[Stated task]:
Keep every line where the word "JSON" appears; drop the rest.

[Input data]:
┌──
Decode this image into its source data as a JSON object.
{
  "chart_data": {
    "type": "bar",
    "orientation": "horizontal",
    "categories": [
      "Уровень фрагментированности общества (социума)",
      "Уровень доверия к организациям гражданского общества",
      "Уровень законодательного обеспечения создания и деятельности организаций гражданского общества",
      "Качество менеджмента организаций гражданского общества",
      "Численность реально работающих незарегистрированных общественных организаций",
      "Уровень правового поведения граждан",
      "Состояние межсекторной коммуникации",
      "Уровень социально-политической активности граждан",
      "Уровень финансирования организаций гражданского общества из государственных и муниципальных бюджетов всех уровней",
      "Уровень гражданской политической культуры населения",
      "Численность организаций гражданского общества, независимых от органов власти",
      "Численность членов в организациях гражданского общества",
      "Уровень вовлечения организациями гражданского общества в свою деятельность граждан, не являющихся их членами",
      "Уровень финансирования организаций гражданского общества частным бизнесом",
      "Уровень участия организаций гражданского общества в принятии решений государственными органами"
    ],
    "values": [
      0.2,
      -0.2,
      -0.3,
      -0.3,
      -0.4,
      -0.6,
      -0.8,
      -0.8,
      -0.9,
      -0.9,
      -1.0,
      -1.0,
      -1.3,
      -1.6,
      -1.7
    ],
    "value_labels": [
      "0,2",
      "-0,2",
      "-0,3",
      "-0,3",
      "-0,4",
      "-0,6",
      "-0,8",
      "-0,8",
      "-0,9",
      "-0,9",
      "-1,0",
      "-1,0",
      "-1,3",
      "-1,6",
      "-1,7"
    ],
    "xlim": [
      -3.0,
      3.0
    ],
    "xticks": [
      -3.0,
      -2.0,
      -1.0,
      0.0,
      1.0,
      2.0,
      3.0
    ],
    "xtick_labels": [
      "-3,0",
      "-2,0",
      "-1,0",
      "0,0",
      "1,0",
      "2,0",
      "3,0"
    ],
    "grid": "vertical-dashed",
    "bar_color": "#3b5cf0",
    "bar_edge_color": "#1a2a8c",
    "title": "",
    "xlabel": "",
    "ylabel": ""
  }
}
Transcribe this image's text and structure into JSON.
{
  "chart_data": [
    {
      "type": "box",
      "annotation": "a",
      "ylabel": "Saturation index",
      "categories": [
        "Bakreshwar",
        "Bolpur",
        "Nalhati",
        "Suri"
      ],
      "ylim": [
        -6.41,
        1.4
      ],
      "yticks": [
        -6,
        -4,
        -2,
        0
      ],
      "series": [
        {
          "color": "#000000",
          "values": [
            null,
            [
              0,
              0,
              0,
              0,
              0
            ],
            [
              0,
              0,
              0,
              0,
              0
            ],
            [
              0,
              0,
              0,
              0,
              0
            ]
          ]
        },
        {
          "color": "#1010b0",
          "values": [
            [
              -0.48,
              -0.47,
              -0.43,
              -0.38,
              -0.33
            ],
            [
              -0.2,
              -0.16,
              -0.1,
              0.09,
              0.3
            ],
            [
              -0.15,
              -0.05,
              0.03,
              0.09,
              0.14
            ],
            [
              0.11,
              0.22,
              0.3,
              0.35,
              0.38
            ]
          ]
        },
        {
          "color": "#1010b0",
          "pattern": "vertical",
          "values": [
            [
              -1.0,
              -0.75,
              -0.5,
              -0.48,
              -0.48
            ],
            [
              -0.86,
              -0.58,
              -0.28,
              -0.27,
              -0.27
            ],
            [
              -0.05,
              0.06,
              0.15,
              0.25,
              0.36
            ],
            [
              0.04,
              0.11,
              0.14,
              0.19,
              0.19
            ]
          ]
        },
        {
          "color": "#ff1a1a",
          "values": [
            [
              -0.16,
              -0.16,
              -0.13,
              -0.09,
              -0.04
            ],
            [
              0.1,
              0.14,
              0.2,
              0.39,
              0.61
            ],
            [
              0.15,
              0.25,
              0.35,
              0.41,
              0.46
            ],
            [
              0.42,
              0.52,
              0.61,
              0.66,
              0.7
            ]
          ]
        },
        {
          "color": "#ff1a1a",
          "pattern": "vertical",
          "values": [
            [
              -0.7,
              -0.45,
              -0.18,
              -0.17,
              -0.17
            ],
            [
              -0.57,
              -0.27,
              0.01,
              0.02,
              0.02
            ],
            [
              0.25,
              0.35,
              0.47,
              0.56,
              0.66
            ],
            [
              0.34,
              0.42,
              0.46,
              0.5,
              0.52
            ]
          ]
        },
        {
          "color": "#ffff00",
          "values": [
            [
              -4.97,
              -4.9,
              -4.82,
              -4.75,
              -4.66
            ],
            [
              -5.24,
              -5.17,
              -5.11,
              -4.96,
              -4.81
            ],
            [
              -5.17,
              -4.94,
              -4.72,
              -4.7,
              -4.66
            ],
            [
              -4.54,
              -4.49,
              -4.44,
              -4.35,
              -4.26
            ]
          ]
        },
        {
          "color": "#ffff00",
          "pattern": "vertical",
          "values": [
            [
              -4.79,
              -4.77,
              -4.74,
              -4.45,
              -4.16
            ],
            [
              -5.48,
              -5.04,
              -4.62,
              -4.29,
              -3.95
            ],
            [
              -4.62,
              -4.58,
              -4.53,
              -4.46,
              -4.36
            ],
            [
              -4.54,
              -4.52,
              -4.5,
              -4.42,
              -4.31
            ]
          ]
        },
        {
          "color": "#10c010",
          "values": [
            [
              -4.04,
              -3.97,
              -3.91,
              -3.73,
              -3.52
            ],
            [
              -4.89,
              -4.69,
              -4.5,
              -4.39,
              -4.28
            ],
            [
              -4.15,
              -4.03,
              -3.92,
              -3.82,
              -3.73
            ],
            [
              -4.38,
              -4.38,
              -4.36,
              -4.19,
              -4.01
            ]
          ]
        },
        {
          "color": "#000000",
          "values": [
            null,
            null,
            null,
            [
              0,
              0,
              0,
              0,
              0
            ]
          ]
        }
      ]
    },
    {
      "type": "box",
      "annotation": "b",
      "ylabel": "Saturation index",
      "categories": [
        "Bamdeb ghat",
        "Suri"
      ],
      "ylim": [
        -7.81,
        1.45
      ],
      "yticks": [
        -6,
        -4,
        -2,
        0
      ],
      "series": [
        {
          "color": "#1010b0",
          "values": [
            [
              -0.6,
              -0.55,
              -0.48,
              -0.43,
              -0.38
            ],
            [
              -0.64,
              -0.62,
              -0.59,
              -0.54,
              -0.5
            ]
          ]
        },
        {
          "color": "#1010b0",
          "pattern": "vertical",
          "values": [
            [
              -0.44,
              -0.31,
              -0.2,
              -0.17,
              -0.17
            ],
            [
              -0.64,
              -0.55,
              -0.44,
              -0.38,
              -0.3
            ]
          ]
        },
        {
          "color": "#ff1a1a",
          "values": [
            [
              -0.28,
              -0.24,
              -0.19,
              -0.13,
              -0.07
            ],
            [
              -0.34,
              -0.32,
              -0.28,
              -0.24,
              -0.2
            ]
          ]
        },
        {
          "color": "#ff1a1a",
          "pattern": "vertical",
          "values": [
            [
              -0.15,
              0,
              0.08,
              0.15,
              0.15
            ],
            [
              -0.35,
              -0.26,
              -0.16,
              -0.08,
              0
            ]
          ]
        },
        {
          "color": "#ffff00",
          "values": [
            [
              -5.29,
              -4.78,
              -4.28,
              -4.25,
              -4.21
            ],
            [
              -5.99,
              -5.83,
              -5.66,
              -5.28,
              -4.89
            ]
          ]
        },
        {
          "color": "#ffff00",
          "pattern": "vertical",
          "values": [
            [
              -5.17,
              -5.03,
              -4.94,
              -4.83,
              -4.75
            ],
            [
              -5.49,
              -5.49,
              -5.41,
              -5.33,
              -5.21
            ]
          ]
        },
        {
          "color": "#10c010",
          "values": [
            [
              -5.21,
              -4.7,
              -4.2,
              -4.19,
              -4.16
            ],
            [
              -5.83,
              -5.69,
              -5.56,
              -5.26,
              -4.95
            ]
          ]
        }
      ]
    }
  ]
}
└──
[Correct output]:
Decode this image into its source data as a JSON object.
Transcribe this image's text and structure into JSON.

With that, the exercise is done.